-- START --

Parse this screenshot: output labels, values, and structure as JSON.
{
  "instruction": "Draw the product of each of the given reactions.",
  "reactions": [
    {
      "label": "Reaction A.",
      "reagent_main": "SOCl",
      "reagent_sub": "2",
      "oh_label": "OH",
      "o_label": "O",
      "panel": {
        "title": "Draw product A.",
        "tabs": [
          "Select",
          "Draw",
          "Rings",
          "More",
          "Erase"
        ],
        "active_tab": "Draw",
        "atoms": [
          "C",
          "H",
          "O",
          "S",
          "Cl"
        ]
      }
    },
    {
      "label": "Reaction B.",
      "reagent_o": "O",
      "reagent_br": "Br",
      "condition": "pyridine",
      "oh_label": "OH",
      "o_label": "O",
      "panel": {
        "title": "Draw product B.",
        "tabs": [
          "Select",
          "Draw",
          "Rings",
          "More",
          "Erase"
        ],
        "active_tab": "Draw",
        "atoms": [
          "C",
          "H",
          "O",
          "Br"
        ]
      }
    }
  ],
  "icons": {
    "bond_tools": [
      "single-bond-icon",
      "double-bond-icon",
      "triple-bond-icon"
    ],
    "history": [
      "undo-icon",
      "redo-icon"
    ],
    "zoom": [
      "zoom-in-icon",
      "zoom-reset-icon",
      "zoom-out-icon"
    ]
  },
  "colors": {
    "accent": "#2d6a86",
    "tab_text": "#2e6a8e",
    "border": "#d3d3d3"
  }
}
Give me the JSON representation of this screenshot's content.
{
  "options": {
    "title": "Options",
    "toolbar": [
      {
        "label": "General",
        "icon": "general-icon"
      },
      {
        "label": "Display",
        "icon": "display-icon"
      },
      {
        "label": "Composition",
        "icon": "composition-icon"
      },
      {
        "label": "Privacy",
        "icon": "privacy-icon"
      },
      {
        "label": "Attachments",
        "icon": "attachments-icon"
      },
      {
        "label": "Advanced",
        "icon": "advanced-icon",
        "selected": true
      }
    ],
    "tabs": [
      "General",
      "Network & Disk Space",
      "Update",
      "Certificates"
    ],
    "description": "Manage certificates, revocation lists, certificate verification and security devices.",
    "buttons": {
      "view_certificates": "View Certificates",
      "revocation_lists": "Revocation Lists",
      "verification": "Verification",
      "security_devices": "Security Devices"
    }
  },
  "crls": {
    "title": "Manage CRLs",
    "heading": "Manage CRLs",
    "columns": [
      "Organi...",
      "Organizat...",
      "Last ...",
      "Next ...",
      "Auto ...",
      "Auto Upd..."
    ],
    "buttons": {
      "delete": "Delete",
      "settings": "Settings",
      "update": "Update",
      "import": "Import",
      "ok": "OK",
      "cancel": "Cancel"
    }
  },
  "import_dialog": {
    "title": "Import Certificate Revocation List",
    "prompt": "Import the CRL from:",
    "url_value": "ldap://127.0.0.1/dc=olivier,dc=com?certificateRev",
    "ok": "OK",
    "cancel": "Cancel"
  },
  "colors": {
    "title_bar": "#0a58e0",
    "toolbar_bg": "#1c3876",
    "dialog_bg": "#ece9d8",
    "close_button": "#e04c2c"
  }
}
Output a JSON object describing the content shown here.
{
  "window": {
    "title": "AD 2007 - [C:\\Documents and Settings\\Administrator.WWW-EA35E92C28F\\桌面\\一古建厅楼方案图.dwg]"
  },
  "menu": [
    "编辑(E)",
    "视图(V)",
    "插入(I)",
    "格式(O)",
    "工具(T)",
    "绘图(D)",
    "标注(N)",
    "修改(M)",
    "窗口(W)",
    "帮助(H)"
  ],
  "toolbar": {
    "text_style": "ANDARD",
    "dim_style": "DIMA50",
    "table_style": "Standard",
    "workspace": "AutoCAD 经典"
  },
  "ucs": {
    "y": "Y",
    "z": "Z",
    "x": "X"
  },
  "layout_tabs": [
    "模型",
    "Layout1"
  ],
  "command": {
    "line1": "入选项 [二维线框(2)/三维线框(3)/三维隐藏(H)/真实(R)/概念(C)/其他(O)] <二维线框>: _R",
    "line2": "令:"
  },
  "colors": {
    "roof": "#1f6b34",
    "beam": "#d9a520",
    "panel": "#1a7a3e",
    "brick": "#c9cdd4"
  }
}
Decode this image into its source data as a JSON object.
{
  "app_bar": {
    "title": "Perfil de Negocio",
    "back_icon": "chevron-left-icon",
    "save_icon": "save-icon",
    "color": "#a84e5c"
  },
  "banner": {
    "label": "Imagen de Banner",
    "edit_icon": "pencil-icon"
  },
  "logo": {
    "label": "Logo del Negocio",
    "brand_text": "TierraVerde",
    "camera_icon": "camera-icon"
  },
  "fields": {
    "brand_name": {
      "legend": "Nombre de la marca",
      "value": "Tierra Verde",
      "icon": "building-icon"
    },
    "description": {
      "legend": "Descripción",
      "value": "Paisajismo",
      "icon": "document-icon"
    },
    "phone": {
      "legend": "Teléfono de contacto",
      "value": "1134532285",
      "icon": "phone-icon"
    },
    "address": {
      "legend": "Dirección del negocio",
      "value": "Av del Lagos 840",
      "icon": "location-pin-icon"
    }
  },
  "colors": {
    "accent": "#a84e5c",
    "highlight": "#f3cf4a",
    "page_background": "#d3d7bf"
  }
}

-- END --

[Stated goal]
Print the listing above in full, exactly as it is.

[Worked solution]
Parse this screenshot: output labels, values, and structure as JSON.
{
  "instruction": "Draw the product of each of the given reactions.",
  "reactions": [
    {
      "label": "Reaction A.",
      "reagent_main": "SOCl",
      "reagent_sub": "2",
      "oh_label": "OH",
      "o_label": "O",
      "panel": {
        "title": "Draw product A.",
        "tabs": [
          "Select",
          "Draw",
          "Rings",
          "More",
          "Erase"
        ],
        "active_tab": "Draw",
        "atoms": [
          "C",
          "H",
          "O",
          "S",
          "Cl"
        ]
      }
    },
    {
      "label": "Reaction B.",
      "reagent_o": "O",
      "reagent_br": "Br",
      "condition": "pyridine",
      "oh_label": "OH",
      "o_label": "O",
      "panel": {
        "title": "Draw product B.",
        "tabs": [
          "Select",
          "Draw",
          "Rings",
          "More",
          "Erase"
        ],
        "active_tab": "Draw",
        "atoms": [
          "C",
          "H",
          "O",
          "Br"
        ]
      }
    }
  ],
  "icons": {
    "bond_tools": [
      "single-bond-icon",
      "double-bond-icon",
      "triple-bond-icon"
    ],
    "history": [
      "undo-icon",
      "redo-icon"
    ],
    "zoom": [
      "zoom-in-icon",
      "zoom-reset-icon",
      "zoom-out-icon"
    ]
  },
  "colors": {
    "accent": "#2d6a86",
    "tab_text": "#2e6a8e",
    "border": "#d3d3d3"
  }
}
Give me the JSON representation of this screenshot's content.
{
  "options": {
    "title": "Options",
    "toolbar": [
      {
        "label": "General",
        "icon": "general-icon"
      },
      {
        "label": "Display",
        "icon": "display-icon"
      },
      {
        "label": "Composition",
        "icon": "composition-icon"
      },
      {
        "label": "Privacy",
        "icon": "privacy-icon"
      },
      {
        "label": "Attachments",
        "icon": "attachments-icon"
      },
      {
        "label": "Advanced",
        "icon": "advanced-icon",
        "selected": true
      }
    ],
    "tabs": [
      "General",
      "Network & Disk Space",
      "Update",
      "Certificates"
    ],
    "description": "Manage certificates, revocation lists, certificate verification and security devices.",
    "buttons": {
      "view_certificates": "View Certificates",
      "revocation_lists": "Revocation Lists",
      "verification": "Verification",
      "security_devices": "Security Devices"
    }
  },
  "crls": {
    "title": "Manage CRLs",
    "heading": "Manage CRLs",
    "columns": [
      "Organi...",
      "Organizat...",
      "Last ...",
      "Next ...",
      "Auto ...",
      "Auto Upd..."
    ],
    "buttons": {
      "delete": "Delete",
      "settings": "Settings",
      "update": "Update",
      "import": "Import",
      "ok": "OK",
      "cancel": "Cancel"
    }
  },
  "import_dialog": {
    "title": "Import Certificate Revocation List",
    "prompt": "Import the CRL from:",
    "url_value": "ldap://127.0.0.1/dc=olivier,dc=com?certificateRev",
    "ok": "OK",
    "cancel": "Cancel"
  },
  "colors": {
    "title_bar": "#0a58e0",
    "toolbar_bg": "#1c3876",
    "dialog_bg": "#ece9d8",
    "close_button": "#e04c2c"
  }
}
Output a JSON object describing the content shown here.
{
  "window": {
    "title": "AD 2007 - [C:\\Documents and Settings\\Administrator.WWW-EA35E92C28F\\桌面\\一古建厅楼方案图.dwg]"
  },
  "menu": [
    "编辑(E)",
    "视图(V)",
    "插入(I)",
    "格式(O)",
    "工具(T)",
    "绘图(D)",
    "标注(N)",
    "修改(M)",
    "窗口(W)",
    "帮助(H)"
  ],
  "toolbar": {
    "text_style": "ANDARD",
    "dim_style": "DIMA50",
    "table_style": "Standard",
    "workspace": "AutoCAD 经典"
  },
  "ucs": {
    "y": "Y",
    "z": "Z",
    "x": "X"
  },
  "layout_tabs": [
    "模型",
    "Layout1"
  ],
  "command": {
    "line1": "入选项 [二维线框(2)/三维线框(3)/三维隐藏(H)/真实(R)/概念(C)/其他(O)] <二维线框>: _R",
    "line2": "令:"
  },
  "colors": {
    "roof": "#1f6b34",
    "beam": "#d9a520",
    "panel": "#1a7a3e",
    "brick": "#c9cdd4"
  }
}
Decode this image into its source data as a JSON object.
{
  "app_bar": {
    "title": "Perfil de Negocio",
    "back_icon": "chevron-left-icon",
    "save_icon": "save-icon",
    "color": "#a84e5c"
  },
  "banner": {
    "label": "Imagen de Banner",
    "edit_icon": "pencil-icon"
  },
  "logo": {
    "label": "Logo del Negocio",
    "brand_text": "TierraVerde",
    "camera_icon": "camera-icon"
  },
  "fields": {
    "brand_name": {
      "legend": "Nombre de la marca",
      "value": "Tierra Verde",
      "icon": "building-icon"
    },
    "description": {
      "legend": "Descripción",
      "value": "Paisajismo",
      "icon": "document-icon"
    },
    "phone": {
      "legend": "Teléfono de contacto",
      "value": "1134532285",
      "icon": "phone-icon"
    },
    "address": {
      "legend": "Dirección del negocio",
      "value": "Av del Lagos 840",
      "icon": "location-pin-icon"
    }
  },
  "colors": {
    "accent": "#a84e5c",
    "highlight": "#f3cf4a",
    "page_background": "#d3d7bf"
  }
}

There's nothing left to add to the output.